[What is needed]
The records that follow are to be repeated without alteration.

========

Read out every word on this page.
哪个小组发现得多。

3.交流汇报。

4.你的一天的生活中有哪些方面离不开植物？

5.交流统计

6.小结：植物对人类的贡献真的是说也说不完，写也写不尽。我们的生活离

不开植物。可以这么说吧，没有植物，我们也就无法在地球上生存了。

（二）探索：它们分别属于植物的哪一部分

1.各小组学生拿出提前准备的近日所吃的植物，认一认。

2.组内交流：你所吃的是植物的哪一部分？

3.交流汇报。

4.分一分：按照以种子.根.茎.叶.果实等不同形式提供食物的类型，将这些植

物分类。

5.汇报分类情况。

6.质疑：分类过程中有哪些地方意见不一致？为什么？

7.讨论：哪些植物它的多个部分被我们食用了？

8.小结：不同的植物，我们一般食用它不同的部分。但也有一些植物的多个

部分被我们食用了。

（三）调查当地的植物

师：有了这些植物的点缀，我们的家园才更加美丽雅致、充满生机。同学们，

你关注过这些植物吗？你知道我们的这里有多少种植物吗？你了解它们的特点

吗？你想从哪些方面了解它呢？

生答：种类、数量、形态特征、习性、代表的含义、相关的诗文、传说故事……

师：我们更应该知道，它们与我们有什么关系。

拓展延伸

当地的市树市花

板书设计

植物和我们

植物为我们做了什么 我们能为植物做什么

========

[Final result]
Read out every word on this page.
哪个小组发现得多。

3.交流汇报。

4.你的一天的生活中有哪些方面离不开植物？

5.交流统计

6.小结：植物对人类的贡献真的是说也说不完，写也写不尽。我们的生活离

不开植物。可以这么说吧，没有植物，我们也就无法在地球上生存了。

（二）探索：它们分别属于植物的哪一部分

1.各小组学生拿出提前准备的近日所吃的植物，认一认。

2.组内交流：你所吃的是植物的哪一部分？

3.交流汇报。

4.分一分：按照以种子.根.茎.叶.果实等不同形式提供食物的类型，将这些植

物分类。

5.汇报分类情况。

6.质疑：分类过程中有哪些地方意见不一致？为什么？

7.讨论：哪些植物它的多个部分被我们食用了？

8.小结：不同的植物，我们一般食用它不同的部分。但也有一些植物的多个

部分被我们食用了。

（三）调查当地的植物

师：有了这些植物的点缀，我们的家园才更加美丽雅致、充满生机。同学们，

你关注过这些植物吗？你知道我们的这里有多少种植物吗？你了解它们的特点

吗？你想从哪些方面了解它呢？

生答：种类、数量、形态特征、习性、代表的含义、相关的诗文、传说故事……

师：我们更应该知道，它们与我们有什么关系。

拓展延伸

当地的市树市花

板书设计

植物和我们

植物为我们做了什么 我们能为植物做什么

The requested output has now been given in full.